Copy every line with the string "price" in it.

+ + + + +

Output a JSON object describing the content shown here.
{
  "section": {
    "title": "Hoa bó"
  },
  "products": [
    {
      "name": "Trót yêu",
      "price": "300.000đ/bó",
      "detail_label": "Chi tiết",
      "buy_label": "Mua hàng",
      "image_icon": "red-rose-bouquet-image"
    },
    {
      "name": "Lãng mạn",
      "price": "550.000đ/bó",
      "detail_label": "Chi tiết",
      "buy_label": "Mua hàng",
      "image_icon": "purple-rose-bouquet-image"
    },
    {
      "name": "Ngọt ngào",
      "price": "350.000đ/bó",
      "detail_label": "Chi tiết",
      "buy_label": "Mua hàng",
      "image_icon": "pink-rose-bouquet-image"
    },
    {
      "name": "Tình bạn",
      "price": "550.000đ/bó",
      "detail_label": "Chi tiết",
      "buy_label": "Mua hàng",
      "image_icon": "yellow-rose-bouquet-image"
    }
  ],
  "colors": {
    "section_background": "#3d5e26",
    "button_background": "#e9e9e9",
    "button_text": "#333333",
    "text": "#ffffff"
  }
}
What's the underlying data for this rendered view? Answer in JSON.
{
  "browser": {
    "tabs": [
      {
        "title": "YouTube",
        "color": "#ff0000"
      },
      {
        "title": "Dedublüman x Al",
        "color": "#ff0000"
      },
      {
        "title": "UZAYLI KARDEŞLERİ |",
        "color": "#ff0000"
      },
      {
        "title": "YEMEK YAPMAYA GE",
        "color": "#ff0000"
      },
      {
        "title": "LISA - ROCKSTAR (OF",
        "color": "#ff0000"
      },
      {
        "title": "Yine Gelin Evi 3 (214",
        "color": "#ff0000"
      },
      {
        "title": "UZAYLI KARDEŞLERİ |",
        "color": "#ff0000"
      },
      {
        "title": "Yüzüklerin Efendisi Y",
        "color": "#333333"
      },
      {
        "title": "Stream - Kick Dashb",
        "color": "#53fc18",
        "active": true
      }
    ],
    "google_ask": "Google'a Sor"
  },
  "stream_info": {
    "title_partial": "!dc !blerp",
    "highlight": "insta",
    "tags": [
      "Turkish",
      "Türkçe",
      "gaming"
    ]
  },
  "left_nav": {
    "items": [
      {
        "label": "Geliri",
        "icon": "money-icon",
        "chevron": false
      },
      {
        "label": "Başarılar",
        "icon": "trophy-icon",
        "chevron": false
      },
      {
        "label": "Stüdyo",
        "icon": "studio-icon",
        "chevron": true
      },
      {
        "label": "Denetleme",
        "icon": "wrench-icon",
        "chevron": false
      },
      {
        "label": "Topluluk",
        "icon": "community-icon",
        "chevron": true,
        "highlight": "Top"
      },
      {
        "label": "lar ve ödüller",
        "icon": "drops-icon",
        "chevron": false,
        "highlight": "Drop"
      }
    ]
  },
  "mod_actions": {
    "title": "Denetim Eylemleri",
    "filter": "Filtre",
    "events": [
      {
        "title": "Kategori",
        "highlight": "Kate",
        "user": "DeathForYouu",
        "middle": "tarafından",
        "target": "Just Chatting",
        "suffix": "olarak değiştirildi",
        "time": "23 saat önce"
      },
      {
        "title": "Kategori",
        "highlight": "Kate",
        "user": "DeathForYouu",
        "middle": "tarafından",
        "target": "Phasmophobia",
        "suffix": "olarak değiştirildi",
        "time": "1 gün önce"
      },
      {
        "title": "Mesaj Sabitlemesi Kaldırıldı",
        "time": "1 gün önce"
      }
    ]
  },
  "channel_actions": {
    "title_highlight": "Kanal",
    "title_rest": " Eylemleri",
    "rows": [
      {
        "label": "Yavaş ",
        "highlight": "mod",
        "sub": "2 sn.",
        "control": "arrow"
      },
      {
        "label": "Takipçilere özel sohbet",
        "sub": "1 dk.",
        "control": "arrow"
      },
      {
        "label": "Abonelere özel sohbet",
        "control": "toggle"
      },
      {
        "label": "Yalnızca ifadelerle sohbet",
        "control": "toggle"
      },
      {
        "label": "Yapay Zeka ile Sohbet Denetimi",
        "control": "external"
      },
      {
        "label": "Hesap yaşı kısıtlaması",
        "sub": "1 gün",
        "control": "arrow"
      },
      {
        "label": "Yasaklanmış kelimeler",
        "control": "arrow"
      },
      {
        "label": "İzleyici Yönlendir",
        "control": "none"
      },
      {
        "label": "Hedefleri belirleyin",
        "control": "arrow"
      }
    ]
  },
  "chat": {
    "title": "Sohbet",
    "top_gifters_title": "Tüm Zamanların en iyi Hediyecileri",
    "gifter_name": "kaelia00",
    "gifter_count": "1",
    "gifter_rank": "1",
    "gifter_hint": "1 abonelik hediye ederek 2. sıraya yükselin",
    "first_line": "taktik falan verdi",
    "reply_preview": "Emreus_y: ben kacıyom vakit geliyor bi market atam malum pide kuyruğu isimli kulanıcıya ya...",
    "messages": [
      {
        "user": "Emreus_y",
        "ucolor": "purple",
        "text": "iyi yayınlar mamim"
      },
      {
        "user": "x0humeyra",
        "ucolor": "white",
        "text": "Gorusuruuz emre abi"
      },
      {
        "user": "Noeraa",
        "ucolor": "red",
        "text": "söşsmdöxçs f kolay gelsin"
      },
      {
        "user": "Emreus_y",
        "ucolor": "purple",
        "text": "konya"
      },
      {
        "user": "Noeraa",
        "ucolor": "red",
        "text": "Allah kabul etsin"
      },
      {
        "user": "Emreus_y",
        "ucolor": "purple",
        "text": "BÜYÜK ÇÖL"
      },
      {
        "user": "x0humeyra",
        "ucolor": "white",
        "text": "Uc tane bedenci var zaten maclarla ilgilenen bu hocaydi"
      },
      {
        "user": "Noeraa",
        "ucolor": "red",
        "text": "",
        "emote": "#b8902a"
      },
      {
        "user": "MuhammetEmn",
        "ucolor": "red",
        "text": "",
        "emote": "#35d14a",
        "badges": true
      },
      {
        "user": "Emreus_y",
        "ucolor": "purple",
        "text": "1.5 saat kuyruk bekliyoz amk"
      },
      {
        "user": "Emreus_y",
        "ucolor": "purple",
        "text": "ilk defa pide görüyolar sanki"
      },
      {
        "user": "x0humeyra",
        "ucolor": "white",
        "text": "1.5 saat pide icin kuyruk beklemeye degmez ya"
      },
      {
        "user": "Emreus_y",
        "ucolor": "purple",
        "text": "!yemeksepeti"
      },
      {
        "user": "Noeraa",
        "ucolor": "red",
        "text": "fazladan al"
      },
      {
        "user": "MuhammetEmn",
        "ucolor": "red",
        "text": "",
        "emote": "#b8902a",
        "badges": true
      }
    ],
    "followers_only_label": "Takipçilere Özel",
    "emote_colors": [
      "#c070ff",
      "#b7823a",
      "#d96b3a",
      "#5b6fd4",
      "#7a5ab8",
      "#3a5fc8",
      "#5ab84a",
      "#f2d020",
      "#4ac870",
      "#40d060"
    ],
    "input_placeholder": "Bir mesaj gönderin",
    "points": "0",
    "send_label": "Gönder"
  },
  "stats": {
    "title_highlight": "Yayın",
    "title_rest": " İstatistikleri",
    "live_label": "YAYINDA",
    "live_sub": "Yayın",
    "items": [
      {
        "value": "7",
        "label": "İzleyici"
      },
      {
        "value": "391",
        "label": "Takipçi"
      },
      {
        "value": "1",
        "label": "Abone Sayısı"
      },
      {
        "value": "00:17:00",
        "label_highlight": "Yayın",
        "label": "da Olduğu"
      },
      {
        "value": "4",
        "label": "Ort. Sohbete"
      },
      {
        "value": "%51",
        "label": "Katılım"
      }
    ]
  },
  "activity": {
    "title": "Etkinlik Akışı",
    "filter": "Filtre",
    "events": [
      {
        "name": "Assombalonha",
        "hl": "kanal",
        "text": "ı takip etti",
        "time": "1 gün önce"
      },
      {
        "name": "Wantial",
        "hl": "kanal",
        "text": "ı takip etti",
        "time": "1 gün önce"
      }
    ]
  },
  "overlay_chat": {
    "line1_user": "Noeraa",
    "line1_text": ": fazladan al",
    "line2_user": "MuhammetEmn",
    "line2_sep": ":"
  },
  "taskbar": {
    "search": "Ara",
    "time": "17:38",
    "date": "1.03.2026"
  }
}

+ + + + +

Problem solution ::
      "price": "300.000đ/bó",
      "price": "550.000đ/bó",
      "price": "350.000đ/bó",
      "price": "550.000đ/bó",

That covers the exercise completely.